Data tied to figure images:
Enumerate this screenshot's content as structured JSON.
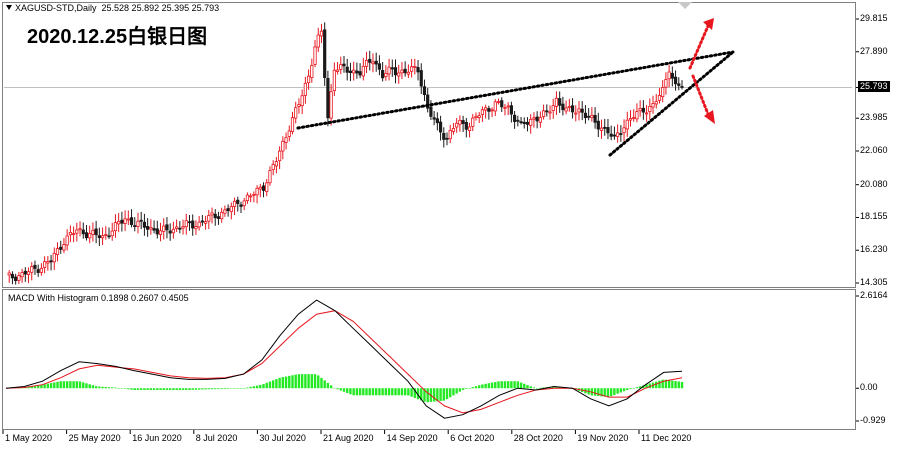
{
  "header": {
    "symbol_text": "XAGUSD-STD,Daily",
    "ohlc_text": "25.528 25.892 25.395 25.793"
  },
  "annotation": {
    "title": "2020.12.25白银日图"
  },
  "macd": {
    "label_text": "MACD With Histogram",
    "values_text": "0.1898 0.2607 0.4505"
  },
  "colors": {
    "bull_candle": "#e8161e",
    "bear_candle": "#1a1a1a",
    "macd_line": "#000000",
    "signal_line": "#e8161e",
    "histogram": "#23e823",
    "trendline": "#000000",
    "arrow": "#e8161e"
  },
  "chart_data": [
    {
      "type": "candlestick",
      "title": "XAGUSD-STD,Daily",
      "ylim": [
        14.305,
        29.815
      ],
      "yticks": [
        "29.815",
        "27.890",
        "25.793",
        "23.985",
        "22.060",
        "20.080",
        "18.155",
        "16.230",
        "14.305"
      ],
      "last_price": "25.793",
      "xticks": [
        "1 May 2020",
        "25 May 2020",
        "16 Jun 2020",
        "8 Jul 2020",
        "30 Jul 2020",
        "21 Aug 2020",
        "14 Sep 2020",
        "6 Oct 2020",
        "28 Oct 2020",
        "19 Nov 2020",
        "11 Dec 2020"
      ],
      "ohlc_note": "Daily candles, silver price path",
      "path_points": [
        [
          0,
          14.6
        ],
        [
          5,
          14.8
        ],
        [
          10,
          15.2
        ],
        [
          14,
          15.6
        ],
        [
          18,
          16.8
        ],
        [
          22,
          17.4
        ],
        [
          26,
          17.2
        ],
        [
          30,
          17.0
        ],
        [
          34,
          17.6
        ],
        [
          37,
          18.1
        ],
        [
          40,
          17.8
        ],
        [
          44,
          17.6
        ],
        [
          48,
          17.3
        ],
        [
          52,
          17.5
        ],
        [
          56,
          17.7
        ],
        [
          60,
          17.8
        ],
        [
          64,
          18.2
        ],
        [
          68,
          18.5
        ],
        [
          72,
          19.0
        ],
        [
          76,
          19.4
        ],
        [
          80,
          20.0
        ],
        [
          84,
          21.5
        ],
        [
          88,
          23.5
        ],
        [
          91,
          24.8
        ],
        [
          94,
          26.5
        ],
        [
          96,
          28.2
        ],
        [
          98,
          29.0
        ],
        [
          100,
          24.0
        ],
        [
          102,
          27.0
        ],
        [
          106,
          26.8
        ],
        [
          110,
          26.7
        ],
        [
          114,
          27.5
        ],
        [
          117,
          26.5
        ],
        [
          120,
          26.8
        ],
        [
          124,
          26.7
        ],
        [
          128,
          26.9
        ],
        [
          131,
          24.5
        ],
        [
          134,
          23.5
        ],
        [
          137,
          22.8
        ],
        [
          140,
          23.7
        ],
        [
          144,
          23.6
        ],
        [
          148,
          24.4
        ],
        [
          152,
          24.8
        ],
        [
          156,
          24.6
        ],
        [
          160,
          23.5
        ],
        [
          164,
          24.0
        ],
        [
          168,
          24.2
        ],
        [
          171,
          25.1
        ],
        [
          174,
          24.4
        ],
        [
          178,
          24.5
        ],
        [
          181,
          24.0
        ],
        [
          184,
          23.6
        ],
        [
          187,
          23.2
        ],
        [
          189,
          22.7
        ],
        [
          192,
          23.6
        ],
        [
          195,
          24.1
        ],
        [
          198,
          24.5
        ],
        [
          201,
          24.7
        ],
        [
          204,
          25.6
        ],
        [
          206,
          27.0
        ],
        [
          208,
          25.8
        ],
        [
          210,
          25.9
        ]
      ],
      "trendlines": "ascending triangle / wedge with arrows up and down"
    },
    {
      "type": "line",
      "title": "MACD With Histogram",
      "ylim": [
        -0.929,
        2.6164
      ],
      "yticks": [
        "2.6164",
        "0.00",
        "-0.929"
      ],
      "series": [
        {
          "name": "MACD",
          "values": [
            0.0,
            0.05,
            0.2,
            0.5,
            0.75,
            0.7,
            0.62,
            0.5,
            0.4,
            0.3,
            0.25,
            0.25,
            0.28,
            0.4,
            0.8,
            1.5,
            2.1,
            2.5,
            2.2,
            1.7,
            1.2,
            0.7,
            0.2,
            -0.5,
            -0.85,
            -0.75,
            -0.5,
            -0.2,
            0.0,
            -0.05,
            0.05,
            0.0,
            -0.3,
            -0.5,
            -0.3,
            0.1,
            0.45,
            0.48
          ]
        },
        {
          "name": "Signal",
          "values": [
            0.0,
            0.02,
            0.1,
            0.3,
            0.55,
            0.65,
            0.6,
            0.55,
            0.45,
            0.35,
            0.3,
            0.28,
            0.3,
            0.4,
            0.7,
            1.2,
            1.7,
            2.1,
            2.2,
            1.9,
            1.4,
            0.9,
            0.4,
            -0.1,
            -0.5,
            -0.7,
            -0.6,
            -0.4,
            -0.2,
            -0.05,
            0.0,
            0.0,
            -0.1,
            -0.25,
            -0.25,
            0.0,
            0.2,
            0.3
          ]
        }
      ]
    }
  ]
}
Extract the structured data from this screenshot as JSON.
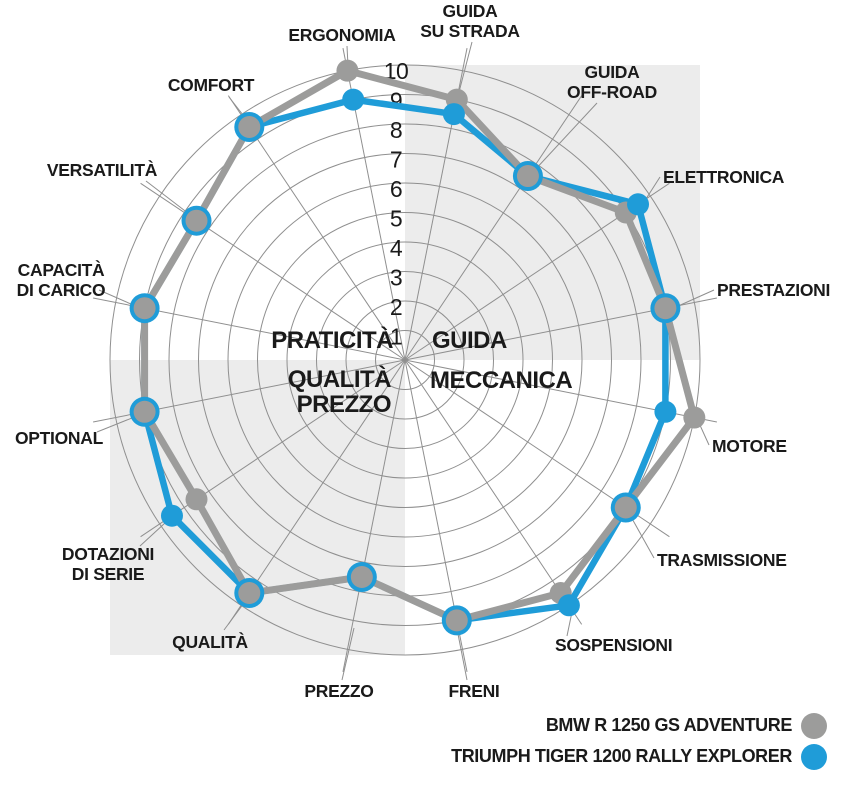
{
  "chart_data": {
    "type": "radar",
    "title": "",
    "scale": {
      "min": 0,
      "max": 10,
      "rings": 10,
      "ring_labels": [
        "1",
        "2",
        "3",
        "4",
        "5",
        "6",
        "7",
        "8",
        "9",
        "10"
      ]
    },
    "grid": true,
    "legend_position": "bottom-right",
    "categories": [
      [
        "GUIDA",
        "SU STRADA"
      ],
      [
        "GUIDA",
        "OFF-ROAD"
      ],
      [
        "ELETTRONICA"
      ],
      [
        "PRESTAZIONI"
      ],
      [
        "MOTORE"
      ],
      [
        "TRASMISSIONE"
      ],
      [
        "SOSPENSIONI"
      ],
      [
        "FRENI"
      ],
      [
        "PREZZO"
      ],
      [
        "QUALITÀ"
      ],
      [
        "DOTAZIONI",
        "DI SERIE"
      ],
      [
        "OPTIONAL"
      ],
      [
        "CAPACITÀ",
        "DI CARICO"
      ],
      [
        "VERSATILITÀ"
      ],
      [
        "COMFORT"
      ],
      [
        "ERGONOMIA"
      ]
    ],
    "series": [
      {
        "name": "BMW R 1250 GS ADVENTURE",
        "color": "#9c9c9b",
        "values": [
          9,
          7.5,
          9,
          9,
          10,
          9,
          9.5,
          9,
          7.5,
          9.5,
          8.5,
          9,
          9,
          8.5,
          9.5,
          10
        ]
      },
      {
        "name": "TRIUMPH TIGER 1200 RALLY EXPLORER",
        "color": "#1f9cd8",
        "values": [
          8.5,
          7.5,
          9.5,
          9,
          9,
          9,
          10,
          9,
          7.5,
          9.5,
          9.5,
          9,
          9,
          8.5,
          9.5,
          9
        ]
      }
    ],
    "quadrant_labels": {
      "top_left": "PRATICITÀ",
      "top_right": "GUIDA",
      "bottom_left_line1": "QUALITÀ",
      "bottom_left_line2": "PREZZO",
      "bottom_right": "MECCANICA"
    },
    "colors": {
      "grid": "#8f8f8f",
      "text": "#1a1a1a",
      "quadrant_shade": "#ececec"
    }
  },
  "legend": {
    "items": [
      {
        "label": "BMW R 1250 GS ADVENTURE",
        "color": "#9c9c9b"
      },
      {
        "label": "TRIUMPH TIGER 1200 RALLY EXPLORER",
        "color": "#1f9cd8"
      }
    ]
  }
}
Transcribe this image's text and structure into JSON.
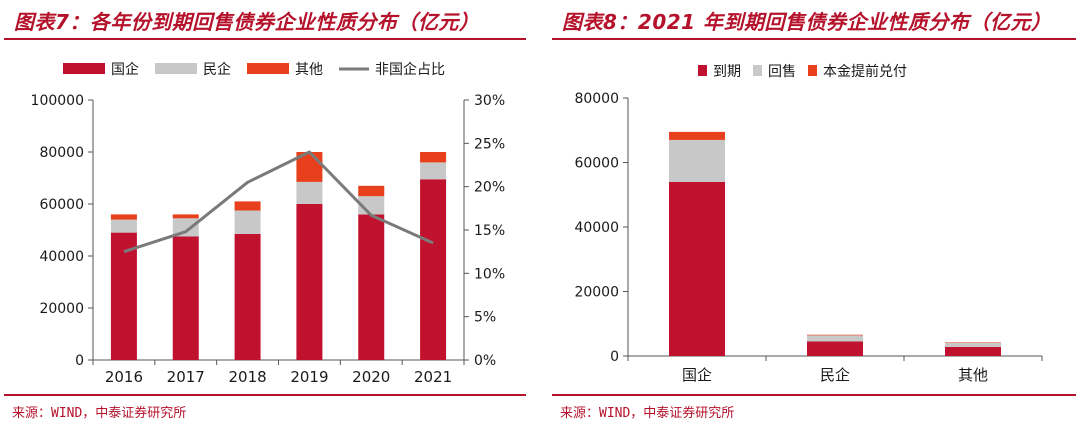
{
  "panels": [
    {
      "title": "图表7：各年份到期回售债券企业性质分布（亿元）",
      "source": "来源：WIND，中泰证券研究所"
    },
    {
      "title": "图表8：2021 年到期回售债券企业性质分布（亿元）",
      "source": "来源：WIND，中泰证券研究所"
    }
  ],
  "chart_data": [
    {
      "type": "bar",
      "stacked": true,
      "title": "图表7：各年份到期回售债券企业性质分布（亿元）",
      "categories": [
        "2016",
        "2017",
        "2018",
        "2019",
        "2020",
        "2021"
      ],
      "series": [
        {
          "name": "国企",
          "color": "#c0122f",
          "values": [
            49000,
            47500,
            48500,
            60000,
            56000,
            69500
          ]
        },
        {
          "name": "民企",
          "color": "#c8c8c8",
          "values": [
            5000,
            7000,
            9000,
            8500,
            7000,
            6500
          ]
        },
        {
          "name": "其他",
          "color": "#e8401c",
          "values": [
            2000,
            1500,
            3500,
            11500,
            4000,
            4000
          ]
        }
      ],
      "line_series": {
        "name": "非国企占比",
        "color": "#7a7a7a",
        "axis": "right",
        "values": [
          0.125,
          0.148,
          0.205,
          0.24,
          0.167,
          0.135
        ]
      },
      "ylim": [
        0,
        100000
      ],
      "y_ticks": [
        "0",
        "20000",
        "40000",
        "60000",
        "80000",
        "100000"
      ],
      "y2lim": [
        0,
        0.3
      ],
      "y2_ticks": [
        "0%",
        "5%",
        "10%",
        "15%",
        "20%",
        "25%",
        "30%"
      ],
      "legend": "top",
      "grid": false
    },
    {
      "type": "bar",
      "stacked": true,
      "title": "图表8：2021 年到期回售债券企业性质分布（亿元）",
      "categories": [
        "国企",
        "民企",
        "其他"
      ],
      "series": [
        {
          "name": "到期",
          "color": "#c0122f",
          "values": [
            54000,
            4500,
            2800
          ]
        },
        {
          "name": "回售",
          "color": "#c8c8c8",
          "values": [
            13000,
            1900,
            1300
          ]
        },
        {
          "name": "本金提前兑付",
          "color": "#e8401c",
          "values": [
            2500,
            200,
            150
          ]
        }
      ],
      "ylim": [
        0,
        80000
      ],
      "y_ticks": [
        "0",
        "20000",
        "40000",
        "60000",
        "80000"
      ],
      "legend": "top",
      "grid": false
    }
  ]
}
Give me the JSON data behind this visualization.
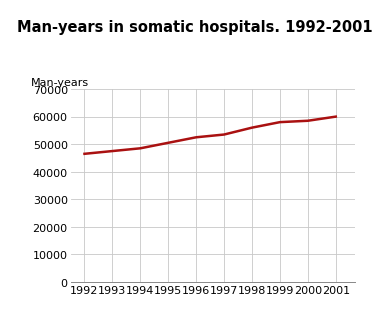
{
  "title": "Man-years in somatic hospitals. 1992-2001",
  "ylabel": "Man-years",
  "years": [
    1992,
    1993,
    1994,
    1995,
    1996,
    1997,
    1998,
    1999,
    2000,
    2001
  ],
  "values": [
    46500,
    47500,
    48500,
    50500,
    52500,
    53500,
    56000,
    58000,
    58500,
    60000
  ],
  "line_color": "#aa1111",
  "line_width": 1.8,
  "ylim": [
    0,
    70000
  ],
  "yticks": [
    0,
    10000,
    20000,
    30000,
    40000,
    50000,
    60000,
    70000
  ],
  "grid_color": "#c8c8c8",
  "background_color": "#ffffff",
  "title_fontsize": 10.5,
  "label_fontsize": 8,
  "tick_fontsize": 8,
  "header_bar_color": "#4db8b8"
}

What needs to be done:
Exactly those lines that run from the line holding "Give me the" to the end of the listing above, both included, are to be reproduced, with pictures left out.

Task response:
Give me the JSON data behind this visualization.
{
  "title": "Man-years in somatic hospitals. 1992-2001",
  "ylabel": "Man-years",
  "years": [
    1992,
    1993,
    1994,
    1995,
    1996,
    1997,
    1998,
    1999,
    2000,
    2001
  ],
  "values": [
    46500,
    47500,
    48500,
    50500,
    52500,
    53500,
    56000,
    58000,
    58500,
    60000
  ],
  "line_color": "#aa1111",
  "line_width": 1.8,
  "ylim": [
    0,
    70000
  ],
  "yticks": [
    0,
    10000,
    20000,
    30000,
    40000,
    50000,
    60000,
    70000
  ],
  "grid_color": "#c8c8c8",
  "background_color": "#ffffff",
  "title_fontsize": 10.5,
  "label_fontsize": 8,
  "tick_fontsize": 8,
  "header_bar_color": "#4db8b8"
}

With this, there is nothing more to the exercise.